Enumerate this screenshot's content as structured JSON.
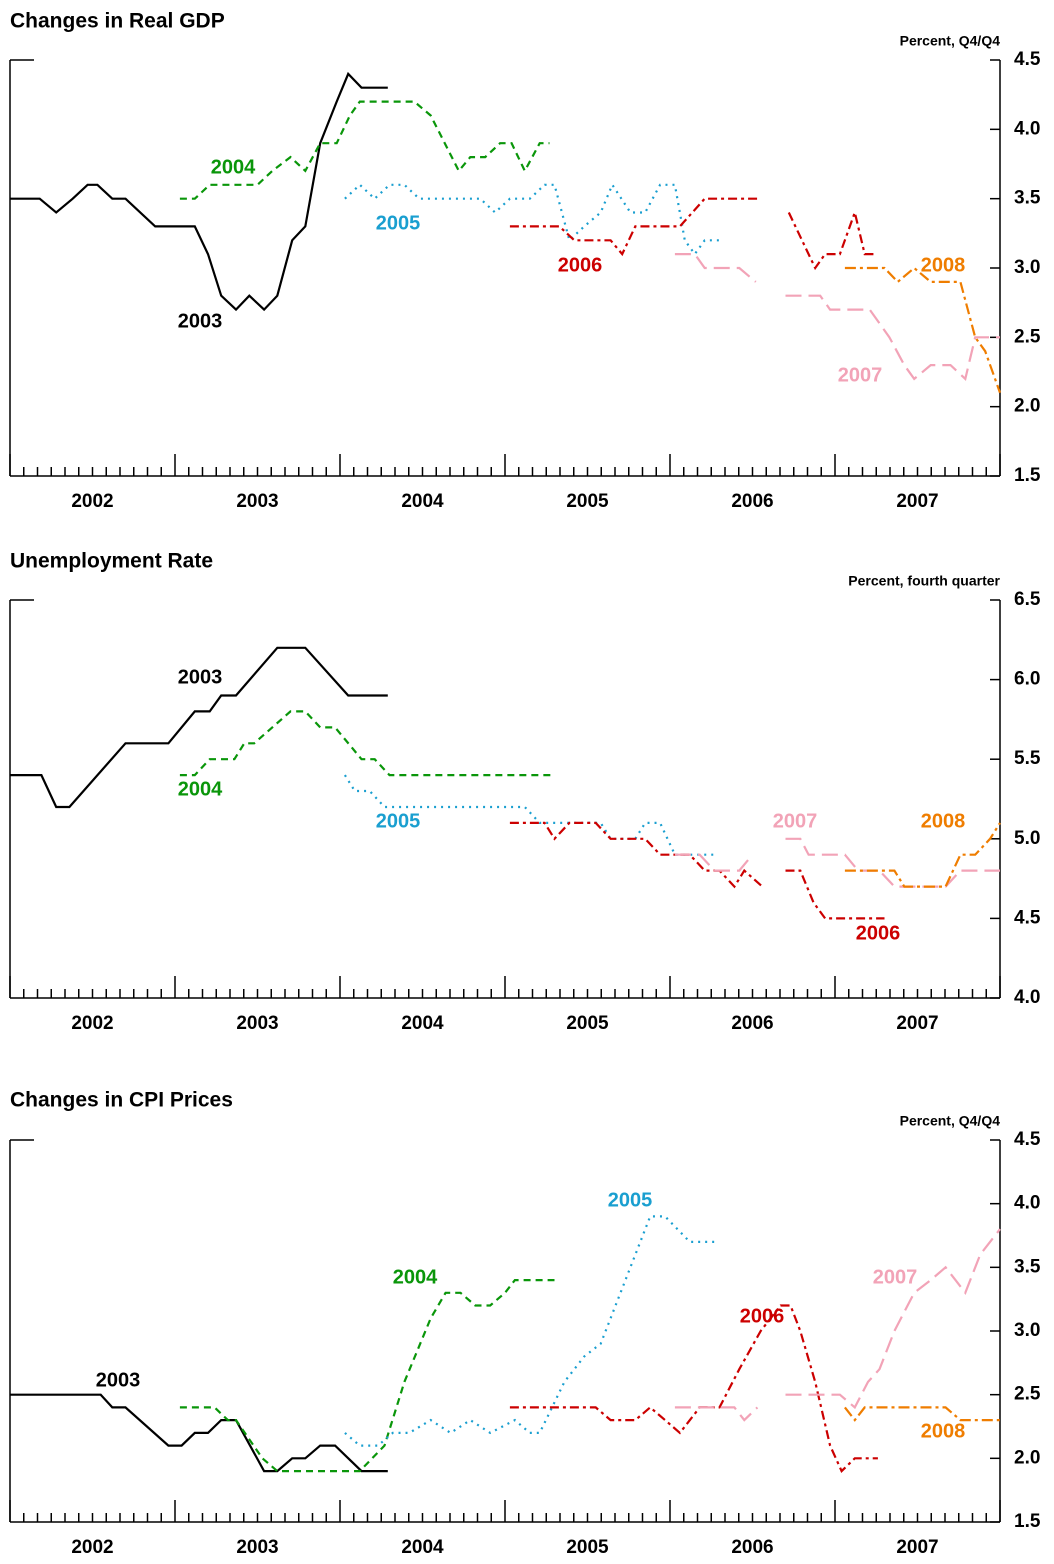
{
  "chart_data": [
    {
      "type": "line",
      "title": "Changes in Real GDP",
      "y_axis_label": "Percent, Q4/Q4",
      "xlim": [
        2002,
        2008
      ],
      "xticks": [
        {
          "value": 2002.5,
          "label": "2002"
        },
        {
          "value": 2003.5,
          "label": "2003"
        },
        {
          "value": 2004.5,
          "label": "2004"
        },
        {
          "value": 2005.5,
          "label": "2005"
        },
        {
          "value": 2006.5,
          "label": "2006"
        },
        {
          "value": 2007.5,
          "label": "2007"
        }
      ],
      "ylim": [
        1.5,
        4.5
      ],
      "yticks": [
        1.5,
        {
          "value": 2,
          "label": "2.0"
        },
        2.5,
        {
          "value": 3,
          "label": "3.0"
        },
        3.5,
        {
          "value": 4,
          "label": "4.0"
        },
        4.5
      ],
      "series": [
        {
          "name": "2003",
          "color": "#000000",
          "x": [
            2002.0,
            2002.18,
            2002.28,
            2002.38,
            2002.47,
            2002.53,
            2002.62,
            2002.7,
            2002.88,
            2003.12,
            2003.2,
            2003.28,
            2003.37,
            2003.45,
            2003.54,
            2003.62,
            2003.71,
            2003.79,
            2003.88,
            2003.98,
            2004.05,
            2004.13,
            2004.29
          ],
          "values": [
            3.5,
            3.5,
            3.4,
            3.5,
            3.6,
            3.6,
            3.5,
            3.5,
            3.3,
            3.3,
            3.1,
            2.8,
            2.7,
            2.8,
            2.7,
            2.8,
            3.2,
            3.3,
            3.9,
            4.2,
            4.4,
            4.3,
            4.3
          ]
        },
        {
          "name": "2004",
          "color": "#0a960a",
          "x": [
            2003.03,
            2003.12,
            2003.21,
            2003.5,
            2003.59,
            2003.7,
            2003.79,
            2003.88,
            2003.98,
            2004.06,
            2004.12,
            2004.45,
            2004.55,
            2004.72,
            2004.79,
            2004.88,
            2004.97,
            2005.04,
            2005.12,
            2005.21,
            2005.27
          ],
          "values": [
            3.5,
            3.5,
            3.6,
            3.6,
            3.7,
            3.8,
            3.7,
            3.9,
            3.9,
            4.1,
            4.2,
            4.2,
            4.1,
            3.7,
            3.8,
            3.8,
            3.9,
            3.9,
            3.7,
            3.9,
            3.9
          ]
        },
        {
          "name": "2005",
          "color": "#1a9fd0",
          "x": [
            2004.03,
            2004.12,
            2004.21,
            2004.3,
            2004.39,
            2004.48,
            2004.85,
            2004.94,
            2005.03,
            2005.15,
            2005.24,
            2005.3,
            2005.39,
            2005.48,
            2005.58,
            2005.65,
            2005.76,
            2005.85,
            2005.94,
            2006.03,
            2006.09,
            2006.15,
            2006.21,
            2006.3
          ],
          "values": [
            3.5,
            3.6,
            3.5,
            3.6,
            3.6,
            3.5,
            3.5,
            3.4,
            3.5,
            3.5,
            3.6,
            3.6,
            3.2,
            3.3,
            3.4,
            3.6,
            3.4,
            3.4,
            3.6,
            3.6,
            3.2,
            3.1,
            3.2,
            3.2
          ]
        },
        {
          "name": "2006",
          "color": "#cc0000",
          "x": [
            2005.03,
            2005.33,
            2005.42,
            2005.64,
            2005.71,
            2005.79,
            2006.06,
            2006.21,
            2006.55,
            2006.64,
            2006.72,
            2006.8,
            2006.88,
            2006.94,
            2007.03,
            2007.12,
            2007.18,
            2007.24
          ],
          "values": [
            3.3,
            3.3,
            3.2,
            3.2,
            3.1,
            3.3,
            3.3,
            3.5,
            3.5,
            null,
            3.4,
            3.2,
            3.0,
            3.1,
            3.1,
            3.4,
            3.1,
            3.1
          ]
        },
        {
          "name": "2007",
          "color": "#f2a3b7",
          "x": [
            2006.03,
            2006.15,
            2006.21,
            2006.42,
            2006.52,
            2006.6,
            2006.7,
            2006.91,
            2006.97,
            2007.21,
            2007.33,
            2007.42,
            2007.48,
            2007.58,
            2007.7,
            2007.79,
            2007.85,
            2008.0
          ],
          "values": [
            3.1,
            3.1,
            3.0,
            3.0,
            2.9,
            null,
            2.8,
            2.8,
            2.7,
            2.7,
            2.5,
            2.3,
            2.2,
            2.3,
            2.3,
            2.2,
            2.5,
            2.5
          ]
        },
        {
          "name": "2008",
          "color": "#ef7d00",
          "x": [
            2007.06,
            2007.3,
            2007.38,
            2007.48,
            2007.58,
            2007.76,
            2007.85,
            2007.91,
            2008.0
          ],
          "values": [
            3.0,
            3.0,
            2.9,
            3.0,
            2.9,
            2.9,
            2.5,
            2.4,
            2.1
          ]
        }
      ]
    },
    {
      "type": "line",
      "title": "Unemployment Rate",
      "y_axis_label": "Percent, fourth quarter",
      "xlim": [
        2002,
        2008
      ],
      "xticks": [
        {
          "value": 2002.5,
          "label": "2002"
        },
        {
          "value": 2003.5,
          "label": "2003"
        },
        {
          "value": 2004.5,
          "label": "2004"
        },
        {
          "value": 2005.5,
          "label": "2005"
        },
        {
          "value": 2006.5,
          "label": "2006"
        },
        {
          "value": 2007.5,
          "label": "2007"
        }
      ],
      "ylim": [
        4.0,
        6.5
      ],
      "yticks": [
        {
          "value": 4,
          "label": "4.0"
        },
        4.5,
        {
          "value": 5,
          "label": "5.0"
        },
        5.5,
        {
          "value": 6,
          "label": "6.0"
        },
        6.5
      ],
      "series": [
        {
          "name": "2003",
          "color": "#000000",
          "x": [
            2002.0,
            2002.19,
            2002.28,
            2002.36,
            2002.7,
            2002.96,
            2003.12,
            2003.21,
            2003.28,
            2003.37,
            2003.62,
            2003.79,
            2004.05,
            2004.29
          ],
          "values": [
            5.4,
            5.4,
            5.2,
            5.2,
            5.6,
            5.6,
            5.8,
            5.8,
            5.9,
            5.9,
            6.2,
            6.2,
            5.9,
            5.9
          ]
        },
        {
          "name": "2004",
          "color": "#0a960a",
          "x": [
            2003.03,
            2003.12,
            2003.21,
            2003.36,
            2003.42,
            2003.48,
            2003.7,
            2003.79,
            2003.88,
            2003.97,
            2004.13,
            2004.21,
            2004.3,
            2005.3
          ],
          "values": [
            5.4,
            5.4,
            5.5,
            5.5,
            5.6,
            5.6,
            5.8,
            5.8,
            5.7,
            5.7,
            5.5,
            5.5,
            5.4,
            5.4
          ]
        },
        {
          "name": "2005",
          "color": "#1a9fd0",
          "x": [
            2004.03,
            2004.09,
            2004.18,
            2004.27,
            2005.12,
            2005.21,
            2005.58,
            2005.64,
            2005.79,
            2005.85,
            2005.94,
            2006.03,
            2006.29
          ],
          "values": [
            5.4,
            5.3,
            5.3,
            5.2,
            5.2,
            5.1,
            5.1,
            5.0,
            5.0,
            5.1,
            5.1,
            4.9,
            4.9
          ]
        },
        {
          "name": "2006",
          "color": "#cc0000",
          "x": [
            2005.03,
            2005.24,
            2005.3,
            2005.39,
            2005.55,
            2005.64,
            2005.85,
            2005.94,
            2006.12,
            2006.21,
            2006.3,
            2006.39,
            2006.45,
            2006.56,
            2006.63,
            2006.7,
            2006.79,
            2006.87,
            2006.94,
            2007.3
          ],
          "values": [
            5.1,
            5.1,
            5.0,
            5.1,
            5.1,
            5.0,
            5.0,
            4.9,
            4.9,
            4.8,
            4.8,
            4.7,
            4.8,
            4.7,
            null,
            4.8,
            4.8,
            4.6,
            4.5,
            4.5
          ]
        },
        {
          "name": "2007",
          "color": "#f2a3b7",
          "x": [
            2006.03,
            2006.18,
            2006.27,
            2006.42,
            2006.5,
            2006.6,
            2006.7,
            2006.79,
            2006.84,
            2007.06,
            2007.14,
            2007.27,
            2007.36,
            2007.67,
            2007.76,
            2008.0
          ],
          "values": [
            4.9,
            4.9,
            4.8,
            4.8,
            4.9,
            null,
            5.0,
            5.0,
            4.9,
            4.9,
            4.8,
            4.8,
            4.7,
            4.7,
            4.8,
            4.8
          ]
        },
        {
          "name": "2008",
          "color": "#ef7d00",
          "x": [
            2007.06,
            2007.36,
            2007.42,
            2007.67,
            2007.76,
            2007.85,
            2007.94,
            2008.0
          ],
          "values": [
            4.8,
            4.8,
            4.7,
            4.7,
            4.9,
            4.9,
            5.0,
            5.1
          ]
        }
      ]
    },
    {
      "type": "line",
      "title": "Changes in CPI Prices",
      "y_axis_label": "Percent, Q4/Q4",
      "xlim": [
        2002,
        2008
      ],
      "xticks": [
        {
          "value": 2002.5,
          "label": "2002"
        },
        {
          "value": 2003.5,
          "label": "2003"
        },
        {
          "value": 2004.5,
          "label": "2004"
        },
        {
          "value": 2005.5,
          "label": "2005"
        },
        {
          "value": 2006.5,
          "label": "2006"
        },
        {
          "value": 2007.5,
          "label": "2007"
        }
      ],
      "ylim": [
        1.5,
        4.5
      ],
      "yticks": [
        1.5,
        {
          "value": 2,
          "label": "2.0"
        },
        2.5,
        {
          "value": 3,
          "label": "3.0"
        },
        3.5,
        {
          "value": 4,
          "label": "4.0"
        },
        4.5
      ],
      "series": [
        {
          "name": "2003",
          "color": "#000000",
          "x": [
            2002.0,
            2002.55,
            2002.62,
            2002.7,
            2002.96,
            2003.04,
            2003.12,
            2003.2,
            2003.28,
            2003.37,
            2003.54,
            2003.62,
            2003.71,
            2003.79,
            2003.88,
            2003.97,
            2004.13,
            2004.29
          ],
          "values": [
            2.5,
            2.5,
            2.4,
            2.4,
            2.1,
            2.1,
            2.2,
            2.2,
            2.3,
            2.3,
            1.9,
            1.9,
            2.0,
            2.0,
            2.1,
            2.1,
            1.9,
            1.9
          ]
        },
        {
          "name": "2004",
          "color": "#0a960a",
          "x": [
            2003.03,
            2003.24,
            2003.32,
            2003.37,
            2003.53,
            2003.62,
            2004.12,
            2004.27,
            2004.39,
            2004.55,
            2004.64,
            2004.73,
            2004.82,
            2004.91,
            2005.0,
            2005.06,
            2005.3
          ],
          "values": [
            2.4,
            2.4,
            2.3,
            2.3,
            2.0,
            1.9,
            1.9,
            2.1,
            2.6,
            3.1,
            3.3,
            3.3,
            3.2,
            3.2,
            3.3,
            3.4,
            3.4
          ]
        },
        {
          "name": "2005",
          "color": "#1a9fd0",
          "x": [
            2004.03,
            2004.12,
            2004.23,
            2004.32,
            2004.42,
            2004.55,
            2004.67,
            2004.79,
            2004.91,
            2005.06,
            2005.15,
            2005.21,
            2005.36,
            2005.48,
            2005.58,
            2005.76,
            2005.88,
            2005.97,
            2006.12,
            2006.27
          ],
          "values": [
            2.2,
            2.1,
            2.1,
            2.2,
            2.2,
            2.3,
            2.2,
            2.3,
            2.2,
            2.3,
            2.2,
            2.2,
            2.6,
            2.8,
            2.9,
            3.5,
            3.9,
            3.9,
            3.7,
            3.7
          ]
        },
        {
          "name": "2006",
          "color": "#cc0000",
          "x": [
            2005.03,
            2005.55,
            2005.64,
            2005.79,
            2005.88,
            2005.97,
            2006.06,
            2006.18,
            2006.3,
            2006.42,
            2006.55,
            2006.67,
            2006.73,
            2006.79,
            2006.88,
            2006.97,
            2007.04,
            2007.12,
            2007.26
          ],
          "values": [
            2.4,
            2.4,
            2.3,
            2.3,
            2.4,
            2.3,
            2.2,
            2.4,
            2.4,
            2.7,
            3.0,
            3.2,
            3.2,
            3.0,
            2.6,
            2.1,
            1.9,
            2.0,
            2.0
          ]
        },
        {
          "name": "2007",
          "color": "#f2a3b7",
          "x": [
            2006.03,
            2006.39,
            2006.45,
            2006.53,
            2006.6,
            2006.7,
            2007.03,
            2007.12,
            2007.2,
            2007.27,
            2007.36,
            2007.48,
            2007.58,
            2007.67,
            2007.73,
            2007.79,
            2007.88,
            2008.0
          ],
          "values": [
            2.4,
            2.4,
            2.3,
            2.4,
            null,
            2.5,
            2.5,
            2.4,
            2.6,
            2.7,
            3.0,
            3.3,
            3.4,
            3.5,
            3.4,
            3.3,
            3.6,
            3.8
          ]
        },
        {
          "name": "2008",
          "color": "#ef7d00",
          "x": [
            2007.06,
            2007.12,
            2007.18,
            2007.67,
            2007.76,
            2008.0
          ],
          "values": [
            2.4,
            2.3,
            2.4,
            2.4,
            2.3,
            2.3
          ]
        }
      ]
    }
  ]
}
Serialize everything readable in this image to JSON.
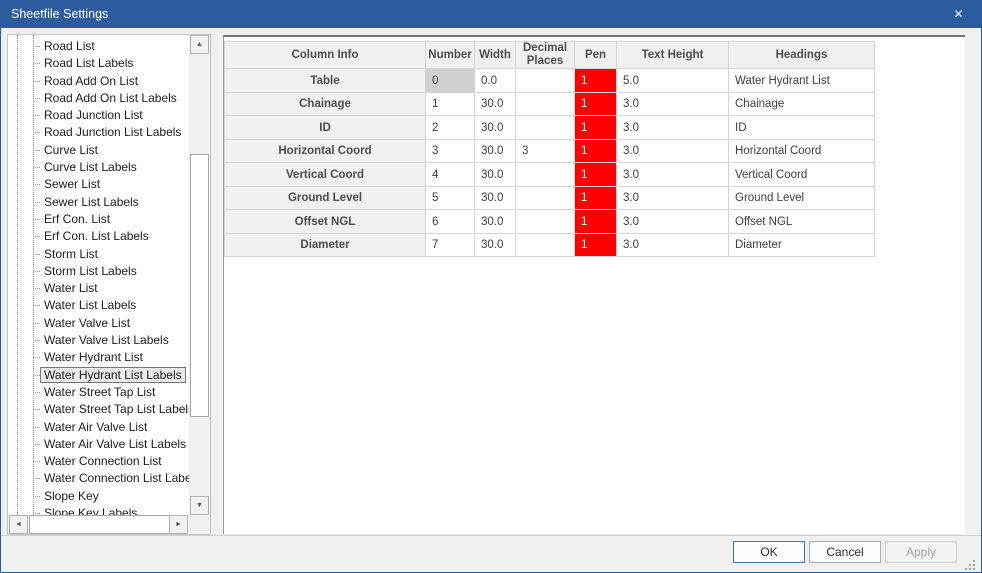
····················
DIRECTIVE:
Filter for "Changes". Return all lines that hold it.

PROBLEM SOLUTION:
      "title": "Changes in Real GDP",
      "title": "Changes in CPI Prices",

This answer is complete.